[Start Available records]
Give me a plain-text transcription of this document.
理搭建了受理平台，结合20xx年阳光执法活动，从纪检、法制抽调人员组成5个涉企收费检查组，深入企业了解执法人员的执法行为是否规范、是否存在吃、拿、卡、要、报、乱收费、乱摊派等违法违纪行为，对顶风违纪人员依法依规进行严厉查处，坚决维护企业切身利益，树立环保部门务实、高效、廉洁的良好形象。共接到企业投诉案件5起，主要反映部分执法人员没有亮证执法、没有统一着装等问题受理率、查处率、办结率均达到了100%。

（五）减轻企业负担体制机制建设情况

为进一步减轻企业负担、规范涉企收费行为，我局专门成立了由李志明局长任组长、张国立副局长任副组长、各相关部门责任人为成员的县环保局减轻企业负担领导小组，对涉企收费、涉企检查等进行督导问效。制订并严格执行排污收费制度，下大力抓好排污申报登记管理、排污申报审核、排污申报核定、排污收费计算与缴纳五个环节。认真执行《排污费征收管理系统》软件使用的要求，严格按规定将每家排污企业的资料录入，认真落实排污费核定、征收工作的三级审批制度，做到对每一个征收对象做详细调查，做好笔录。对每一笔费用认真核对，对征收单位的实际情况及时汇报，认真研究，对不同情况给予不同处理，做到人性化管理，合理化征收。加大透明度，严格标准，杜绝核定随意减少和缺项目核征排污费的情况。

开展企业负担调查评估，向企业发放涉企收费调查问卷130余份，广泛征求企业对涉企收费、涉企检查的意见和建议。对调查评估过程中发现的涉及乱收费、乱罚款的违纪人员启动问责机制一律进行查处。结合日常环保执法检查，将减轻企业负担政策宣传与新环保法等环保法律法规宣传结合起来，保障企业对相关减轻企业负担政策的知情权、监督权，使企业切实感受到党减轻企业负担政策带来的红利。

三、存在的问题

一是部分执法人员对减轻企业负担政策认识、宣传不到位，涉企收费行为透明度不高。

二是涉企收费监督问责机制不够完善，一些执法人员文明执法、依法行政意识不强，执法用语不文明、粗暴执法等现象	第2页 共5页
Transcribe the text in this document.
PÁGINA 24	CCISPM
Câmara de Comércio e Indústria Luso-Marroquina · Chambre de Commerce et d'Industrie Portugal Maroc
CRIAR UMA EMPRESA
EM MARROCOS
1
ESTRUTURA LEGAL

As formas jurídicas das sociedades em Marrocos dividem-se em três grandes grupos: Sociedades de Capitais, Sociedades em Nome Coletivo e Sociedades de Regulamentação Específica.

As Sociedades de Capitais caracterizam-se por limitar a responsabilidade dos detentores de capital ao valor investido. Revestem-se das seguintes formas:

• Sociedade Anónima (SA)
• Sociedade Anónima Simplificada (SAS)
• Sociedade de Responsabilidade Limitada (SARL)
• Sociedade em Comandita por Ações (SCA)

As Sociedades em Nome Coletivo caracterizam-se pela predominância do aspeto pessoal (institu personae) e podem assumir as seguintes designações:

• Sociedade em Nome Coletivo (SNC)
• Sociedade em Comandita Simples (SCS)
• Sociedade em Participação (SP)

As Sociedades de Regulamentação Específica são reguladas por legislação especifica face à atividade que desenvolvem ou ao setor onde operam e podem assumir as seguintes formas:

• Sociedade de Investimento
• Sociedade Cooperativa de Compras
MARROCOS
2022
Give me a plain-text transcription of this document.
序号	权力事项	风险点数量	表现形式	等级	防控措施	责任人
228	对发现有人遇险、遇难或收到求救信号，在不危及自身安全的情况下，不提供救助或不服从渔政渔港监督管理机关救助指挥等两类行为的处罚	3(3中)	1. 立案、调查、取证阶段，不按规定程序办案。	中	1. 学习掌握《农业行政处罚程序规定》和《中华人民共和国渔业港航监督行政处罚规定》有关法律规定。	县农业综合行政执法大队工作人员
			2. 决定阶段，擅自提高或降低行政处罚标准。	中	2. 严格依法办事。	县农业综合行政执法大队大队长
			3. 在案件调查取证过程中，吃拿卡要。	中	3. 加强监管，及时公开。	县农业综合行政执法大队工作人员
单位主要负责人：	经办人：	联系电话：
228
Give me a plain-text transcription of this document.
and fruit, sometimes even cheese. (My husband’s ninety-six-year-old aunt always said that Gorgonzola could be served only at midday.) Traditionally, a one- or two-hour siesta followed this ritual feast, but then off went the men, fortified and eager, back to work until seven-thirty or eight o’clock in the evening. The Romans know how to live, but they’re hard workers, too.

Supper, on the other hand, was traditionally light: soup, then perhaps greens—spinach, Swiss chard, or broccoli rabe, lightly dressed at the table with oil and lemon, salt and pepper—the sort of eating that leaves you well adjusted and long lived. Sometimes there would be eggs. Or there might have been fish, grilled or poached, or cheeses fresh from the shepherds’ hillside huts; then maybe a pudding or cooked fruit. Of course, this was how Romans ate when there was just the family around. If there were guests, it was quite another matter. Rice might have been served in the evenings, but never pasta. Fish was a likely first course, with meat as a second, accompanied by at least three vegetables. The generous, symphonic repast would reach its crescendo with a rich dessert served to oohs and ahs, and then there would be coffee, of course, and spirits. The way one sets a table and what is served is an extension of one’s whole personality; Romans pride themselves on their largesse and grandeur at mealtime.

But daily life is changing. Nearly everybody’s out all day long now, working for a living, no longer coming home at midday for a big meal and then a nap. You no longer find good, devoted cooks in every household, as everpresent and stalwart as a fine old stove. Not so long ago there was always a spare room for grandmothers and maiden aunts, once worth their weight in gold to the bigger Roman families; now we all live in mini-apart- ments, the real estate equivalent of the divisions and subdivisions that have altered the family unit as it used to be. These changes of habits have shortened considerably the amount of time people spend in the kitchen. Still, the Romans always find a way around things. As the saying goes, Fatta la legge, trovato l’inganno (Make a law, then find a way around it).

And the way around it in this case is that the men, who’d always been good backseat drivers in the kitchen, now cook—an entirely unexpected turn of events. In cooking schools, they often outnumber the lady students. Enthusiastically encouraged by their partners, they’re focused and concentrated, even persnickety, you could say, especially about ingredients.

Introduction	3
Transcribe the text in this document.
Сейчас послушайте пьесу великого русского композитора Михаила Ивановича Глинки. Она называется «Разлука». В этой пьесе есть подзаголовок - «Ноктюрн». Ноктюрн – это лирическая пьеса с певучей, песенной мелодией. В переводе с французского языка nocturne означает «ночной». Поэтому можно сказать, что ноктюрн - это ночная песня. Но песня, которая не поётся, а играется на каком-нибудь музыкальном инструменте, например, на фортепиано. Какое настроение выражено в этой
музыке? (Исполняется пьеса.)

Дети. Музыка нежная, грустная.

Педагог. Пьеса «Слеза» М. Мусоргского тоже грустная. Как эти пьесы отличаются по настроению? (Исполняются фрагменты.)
[End Available records]
*Written exercise*: Each line of the material above needs to be quoted exactly, please.

*Output for this exercise*:
Give me a plain-text transcription of this document.
理搭建了受理平台，结合20xx年阳光执法活动，从纪检、法制抽调人员组成5个涉企收费检查组，深入企业了解执法人员的执法行为是否规范、是否存在吃、拿、卡、要、报、乱收费、乱摊派等违法违纪行为，对顶风违纪人员依法依规进行严厉查处，坚决维护企业切身利益，树立环保部门务实、高效、廉洁的良好形象。共接到企业投诉案件5起，主要反映部分执法人员没有亮证执法、没有统一着装等问题受理率、查处率、办结率均达到了100%。

（五）减轻企业负担体制机制建设情况

为进一步减轻企业负担、规范涉企收费行为，我局专门成立了由李志明局长任组长、张国立副局长任副组长、各相关部门责任人为成员的县环保局减轻企业负担领导小组，对涉企收费、涉企检查等进行督导问效。制订并严格执行排污收费制度，下大力抓好排污申报登记管理、排污申报审核、排污申报核定、排污收费计算与缴纳五个环节。认真执行《排污费征收管理系统》软件使用的要求，严格按规定将每家排污企业的资料录入，认真落实排污费核定、征收工作的三级审批制度，做到对每一个征收对象做详细调查，做好笔录。对每一笔费用认真核对，对征收单位的实际情况及时汇报，认真研究，对不同情况给予不同处理，做到人性化管理，合理化征收。加大透明度，严格标准，杜绝核定随意减少和缺项目核征排污费的情况。

开展企业负担调查评估，向企业发放涉企收费调查问卷130余份，广泛征求企业对涉企收费、涉企检查的意见和建议。对调查评估过程中发现的涉及乱收费、乱罚款的违纪人员启动问责机制一律进行查处。结合日常环保执法检查，将减轻企业负担政策宣传与新环保法等环保法律法规宣传结合起来，保障企业对相关减轻企业负担政策的知情权、监督权，使企业切实感受到党减轻企业负担政策带来的红利。

三、存在的问题

一是部分执法人员对减轻企业负担政策认识、宣传不到位，涉企收费行为透明度不高。

二是涉企收费监督问责机制不够完善，一些执法人员文明执法、依法行政意识不强，执法用语不文明、粗暴执法等现象	第2页 共5页
Transcribe the text in this document.
PÁGINA 24	CCISPM
Câmara de Comércio e Indústria Luso-Marroquina · Chambre de Commerce et d'Industrie Portugal Maroc
CRIAR UMA EMPRESA
EM MARROCOS
1
ESTRUTURA LEGAL

As formas jurídicas das sociedades em Marrocos dividem-se em três grandes grupos: Sociedades de Capitais, Sociedades em Nome Coletivo e Sociedades de Regulamentação Específica.

As Sociedades de Capitais caracterizam-se por limitar a responsabilidade dos detentores de capital ao valor investido. Revestem-se das seguintes formas:

• Sociedade Anónima (SA)
• Sociedade Anónima Simplificada (SAS)
• Sociedade de Responsabilidade Limitada (SARL)
• Sociedade em Comandita por Ações (SCA)

As Sociedades em Nome Coletivo caracterizam-se pela predominância do aspeto pessoal (institu personae) e podem assumir as seguintes designações:

• Sociedade em Nome Coletivo (SNC)
• Sociedade em Comandita Simples (SCS)
• Sociedade em Participação (SP)

As Sociedades de Regulamentação Específica são reguladas por legislação especifica face à atividade que desenvolvem ou ao setor onde operam e podem assumir as seguintes formas:

• Sociedade de Investimento
• Sociedade Cooperativa de Compras
MARROCOS
2022
Give me a plain-text transcription of this document.
序号	权力事项	风险点数量	表现形式	等级	防控措施	责任人
228	对发现有人遇险、遇难或收到求救信号，在不危及自身安全的情况下，不提供救助或不服从渔政渔港监督管理机关救助指挥等两类行为的处罚	3(3中)	1. 立案、调查、取证阶段，不按规定程序办案。	中	1. 学习掌握《农业行政处罚程序规定》和《中华人民共和国渔业港航监督行政处罚规定》有关法律规定。	县农业综合行政执法大队工作人员
			2. 决定阶段，擅自提高或降低行政处罚标准。	中	2. 严格依法办事。	县农业综合行政执法大队大队长
			3. 在案件调查取证过程中，吃拿卡要。	中	3. 加强监管，及时公开。	县农业综合行政执法大队工作人员
单位主要负责人：	经办人：	联系电话：
228
Give me a plain-text transcription of this document.
and fruit, sometimes even cheese. (My husband’s ninety-six-year-old aunt always said that Gorgonzola could be served only at midday.) Traditionally, a one- or two-hour siesta followed this ritual feast, but then off went the men, fortified and eager, back to work until seven-thirty or eight o’clock in the evening. The Romans know how to live, but they’re hard workers, too.

Supper, on the other hand, was traditionally light: soup, then perhaps greens—spinach, Swiss chard, or broccoli rabe, lightly dressed at the table with oil and lemon, salt and pepper—the sort of eating that leaves you well adjusted and long lived. Sometimes there would be eggs. Or there might have been fish, grilled or poached, or cheeses fresh from the shepherds’ hillside huts; then maybe a pudding or cooked fruit. Of course, this was how Romans ate when there was just the family around. If there were guests, it was quite another matter. Rice might have been served in the evenings, but never pasta. Fish was a likely first course, with meat as a second, accompanied by at least three vegetables. The generous, symphonic repast would reach its crescendo with a rich dessert served to oohs and ahs, and then there would be coffee, of course, and spirits. The way one sets a table and what is served is an extension of one’s whole personality; Romans pride themselves on their largesse and grandeur at mealtime.

But daily life is changing. Nearly everybody’s out all day long now, working for a living, no longer coming home at midday for a big meal and then a nap. You no longer find good, devoted cooks in every household, as everpresent and stalwart as a fine old stove. Not so long ago there was always a spare room for grandmothers and maiden aunts, once worth their weight in gold to the bigger Roman families; now we all live in mini-apart- ments, the real estate equivalent of the divisions and subdivisions that have altered the family unit as it used to be. These changes of habits have shortened considerably the amount of time people spend in the kitchen. Still, the Romans always find a way around things. As the saying goes, Fatta la legge, trovato l’inganno (Make a law, then find a way around it).

And the way around it in this case is that the men, who’d always been good backseat drivers in the kitchen, now cook—an entirely unexpected turn of events. In cooking schools, they often outnumber the lady students. Enthusiastically encouraged by their partners, they’re focused and concentrated, even persnickety, you could say, especially about ingredients.

Introduction	3
Transcribe the text in this document.
Сейчас послушайте пьесу великого русского композитора Михаила Ивановича Глинки. Она называется «Разлука». В этой пьесе есть подзаголовок - «Ноктюрн». Ноктюрн – это лирическая пьеса с певучей, песенной мелодией. В переводе с французского языка nocturne означает «ночной». Поэтому можно сказать, что ноктюрн - это ночная песня. Но песня, которая не поётся, а играется на каком-нибудь музыкальном инструменте, например, на фортепиано. Какое настроение выражено в этой
музыке? (Исполняется пьеса.)

Дети. Музыка нежная, грустная.

Педагог. Пьеса «Слеза» М. Мусоргского тоже грустная. Как эти пьесы отличаются по настроению? (Исполняются фрагменты.)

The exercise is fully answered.